* [Task details]
Where a line holds "Lone", copy it.
— Start of Stored records —
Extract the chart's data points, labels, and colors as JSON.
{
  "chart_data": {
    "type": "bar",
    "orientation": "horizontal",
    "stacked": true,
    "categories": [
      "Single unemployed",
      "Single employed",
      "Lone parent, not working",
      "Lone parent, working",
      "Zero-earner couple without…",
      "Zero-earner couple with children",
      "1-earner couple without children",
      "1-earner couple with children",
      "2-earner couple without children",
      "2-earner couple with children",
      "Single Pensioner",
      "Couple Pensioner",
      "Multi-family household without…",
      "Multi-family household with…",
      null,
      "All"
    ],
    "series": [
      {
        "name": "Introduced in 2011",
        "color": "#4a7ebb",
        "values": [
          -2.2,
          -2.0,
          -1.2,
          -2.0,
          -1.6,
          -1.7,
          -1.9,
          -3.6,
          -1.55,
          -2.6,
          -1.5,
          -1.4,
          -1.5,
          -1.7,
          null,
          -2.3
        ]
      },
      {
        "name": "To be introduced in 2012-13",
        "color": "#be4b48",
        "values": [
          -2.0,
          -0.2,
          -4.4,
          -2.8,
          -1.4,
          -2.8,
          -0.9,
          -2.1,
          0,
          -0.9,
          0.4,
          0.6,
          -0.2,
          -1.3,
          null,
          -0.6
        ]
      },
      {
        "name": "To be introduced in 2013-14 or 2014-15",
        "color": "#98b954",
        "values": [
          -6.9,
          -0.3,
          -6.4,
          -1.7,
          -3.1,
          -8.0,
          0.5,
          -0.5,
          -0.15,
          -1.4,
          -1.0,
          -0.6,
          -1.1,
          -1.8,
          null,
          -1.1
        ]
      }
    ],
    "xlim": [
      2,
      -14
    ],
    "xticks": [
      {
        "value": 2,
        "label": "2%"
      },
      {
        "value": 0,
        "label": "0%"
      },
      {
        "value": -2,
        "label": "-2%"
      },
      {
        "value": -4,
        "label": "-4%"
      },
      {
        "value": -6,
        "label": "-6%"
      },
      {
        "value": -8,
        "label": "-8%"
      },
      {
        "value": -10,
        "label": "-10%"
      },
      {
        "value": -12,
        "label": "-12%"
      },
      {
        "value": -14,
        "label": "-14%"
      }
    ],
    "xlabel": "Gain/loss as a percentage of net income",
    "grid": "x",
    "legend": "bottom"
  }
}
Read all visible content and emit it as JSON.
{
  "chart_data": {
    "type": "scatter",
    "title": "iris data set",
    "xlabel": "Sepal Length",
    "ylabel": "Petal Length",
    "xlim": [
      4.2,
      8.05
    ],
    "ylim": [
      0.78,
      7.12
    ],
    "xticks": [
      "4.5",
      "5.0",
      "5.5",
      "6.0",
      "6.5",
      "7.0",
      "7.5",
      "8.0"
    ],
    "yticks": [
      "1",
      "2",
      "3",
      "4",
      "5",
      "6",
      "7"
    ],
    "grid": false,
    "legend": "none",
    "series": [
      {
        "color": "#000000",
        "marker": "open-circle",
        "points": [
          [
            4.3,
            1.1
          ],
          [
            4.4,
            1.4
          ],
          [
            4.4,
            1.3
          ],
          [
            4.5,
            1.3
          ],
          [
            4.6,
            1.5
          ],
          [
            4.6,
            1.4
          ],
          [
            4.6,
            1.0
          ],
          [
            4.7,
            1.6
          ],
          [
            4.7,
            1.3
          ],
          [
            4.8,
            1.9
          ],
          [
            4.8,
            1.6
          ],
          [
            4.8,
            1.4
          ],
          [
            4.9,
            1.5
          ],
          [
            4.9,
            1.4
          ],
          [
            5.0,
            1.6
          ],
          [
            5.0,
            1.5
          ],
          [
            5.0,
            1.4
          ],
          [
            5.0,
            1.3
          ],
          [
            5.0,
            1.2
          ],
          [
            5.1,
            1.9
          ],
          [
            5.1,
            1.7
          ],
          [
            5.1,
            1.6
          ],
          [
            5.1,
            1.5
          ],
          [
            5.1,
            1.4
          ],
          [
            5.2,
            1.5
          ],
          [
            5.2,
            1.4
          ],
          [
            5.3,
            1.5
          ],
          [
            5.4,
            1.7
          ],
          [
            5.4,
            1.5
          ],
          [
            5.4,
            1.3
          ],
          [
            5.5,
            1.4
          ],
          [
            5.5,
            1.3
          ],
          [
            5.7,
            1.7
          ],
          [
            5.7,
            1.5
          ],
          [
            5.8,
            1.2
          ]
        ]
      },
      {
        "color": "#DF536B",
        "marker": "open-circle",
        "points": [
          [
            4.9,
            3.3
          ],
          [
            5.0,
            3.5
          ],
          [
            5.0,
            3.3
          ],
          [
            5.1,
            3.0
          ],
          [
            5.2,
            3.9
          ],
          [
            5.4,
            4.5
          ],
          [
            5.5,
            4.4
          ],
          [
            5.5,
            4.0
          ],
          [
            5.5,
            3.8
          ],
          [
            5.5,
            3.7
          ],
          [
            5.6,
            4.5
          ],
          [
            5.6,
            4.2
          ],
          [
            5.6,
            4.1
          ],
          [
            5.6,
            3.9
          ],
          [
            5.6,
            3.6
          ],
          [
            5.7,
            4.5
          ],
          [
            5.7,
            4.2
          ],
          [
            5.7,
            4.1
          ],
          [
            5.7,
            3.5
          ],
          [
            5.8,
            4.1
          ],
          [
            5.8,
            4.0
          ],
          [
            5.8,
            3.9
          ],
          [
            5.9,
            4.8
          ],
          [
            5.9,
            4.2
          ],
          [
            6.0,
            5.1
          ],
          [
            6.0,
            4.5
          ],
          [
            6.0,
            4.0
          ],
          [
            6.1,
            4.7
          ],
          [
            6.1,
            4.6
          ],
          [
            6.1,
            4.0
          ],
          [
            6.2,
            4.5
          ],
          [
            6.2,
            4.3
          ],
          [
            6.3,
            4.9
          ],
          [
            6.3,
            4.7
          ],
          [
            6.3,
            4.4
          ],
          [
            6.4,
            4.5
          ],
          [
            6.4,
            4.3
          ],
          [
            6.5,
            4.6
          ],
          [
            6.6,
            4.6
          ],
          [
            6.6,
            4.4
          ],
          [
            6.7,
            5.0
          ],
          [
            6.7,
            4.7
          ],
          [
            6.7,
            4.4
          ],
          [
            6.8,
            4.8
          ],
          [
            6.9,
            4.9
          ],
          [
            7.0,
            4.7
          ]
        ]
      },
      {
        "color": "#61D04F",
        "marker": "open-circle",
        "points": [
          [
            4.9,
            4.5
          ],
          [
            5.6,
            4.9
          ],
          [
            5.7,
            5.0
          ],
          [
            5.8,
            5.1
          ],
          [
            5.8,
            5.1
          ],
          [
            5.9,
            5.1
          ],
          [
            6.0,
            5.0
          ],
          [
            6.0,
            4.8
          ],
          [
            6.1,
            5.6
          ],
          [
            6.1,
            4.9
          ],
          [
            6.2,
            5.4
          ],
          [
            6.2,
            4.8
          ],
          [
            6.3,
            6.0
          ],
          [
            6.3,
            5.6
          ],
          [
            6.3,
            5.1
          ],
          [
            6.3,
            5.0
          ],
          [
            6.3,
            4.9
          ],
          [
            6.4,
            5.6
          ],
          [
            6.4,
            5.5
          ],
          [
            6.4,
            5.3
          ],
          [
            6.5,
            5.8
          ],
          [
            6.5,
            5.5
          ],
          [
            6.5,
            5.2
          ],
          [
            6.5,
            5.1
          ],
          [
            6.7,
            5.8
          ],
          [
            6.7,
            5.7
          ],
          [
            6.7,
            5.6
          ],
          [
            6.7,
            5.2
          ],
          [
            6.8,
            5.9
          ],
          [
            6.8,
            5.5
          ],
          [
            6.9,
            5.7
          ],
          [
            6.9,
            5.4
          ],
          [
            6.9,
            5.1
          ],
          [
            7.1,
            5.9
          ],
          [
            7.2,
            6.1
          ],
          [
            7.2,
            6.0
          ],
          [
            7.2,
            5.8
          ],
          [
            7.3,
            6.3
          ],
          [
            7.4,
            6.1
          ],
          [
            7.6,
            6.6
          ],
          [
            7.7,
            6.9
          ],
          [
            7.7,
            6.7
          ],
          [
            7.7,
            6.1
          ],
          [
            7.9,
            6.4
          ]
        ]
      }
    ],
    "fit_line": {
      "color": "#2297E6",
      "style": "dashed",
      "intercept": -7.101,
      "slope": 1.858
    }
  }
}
— End of Stored records —
* [Reply]
      "Lone parent, not working",
      "Lone parent, working",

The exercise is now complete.